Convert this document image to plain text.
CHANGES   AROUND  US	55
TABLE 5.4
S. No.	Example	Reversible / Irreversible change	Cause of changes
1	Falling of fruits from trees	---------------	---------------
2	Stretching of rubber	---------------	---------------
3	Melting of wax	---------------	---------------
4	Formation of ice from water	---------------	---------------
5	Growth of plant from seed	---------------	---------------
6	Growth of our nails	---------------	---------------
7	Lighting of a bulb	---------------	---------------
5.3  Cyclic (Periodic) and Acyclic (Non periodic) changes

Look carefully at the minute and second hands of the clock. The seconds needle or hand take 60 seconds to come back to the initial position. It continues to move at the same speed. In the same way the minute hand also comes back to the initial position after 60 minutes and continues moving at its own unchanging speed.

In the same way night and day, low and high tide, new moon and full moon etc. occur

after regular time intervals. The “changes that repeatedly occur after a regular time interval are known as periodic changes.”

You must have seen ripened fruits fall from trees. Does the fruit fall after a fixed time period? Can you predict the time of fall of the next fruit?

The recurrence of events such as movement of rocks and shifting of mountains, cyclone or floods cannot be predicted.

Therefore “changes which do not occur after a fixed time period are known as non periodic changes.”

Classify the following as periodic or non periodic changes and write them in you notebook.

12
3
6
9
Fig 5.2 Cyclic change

════════════════

Find every line in the records above that contains the word "occur", and copy each one.

In the same way night and day, low and high tide, new moon and full moon etc. occur
after regular time intervals. The “changes that repeatedly occur after a regular time interval are known as periodic changes.”
Therefore “changes which do not occur after a fixed time period are known as non periodic changes.”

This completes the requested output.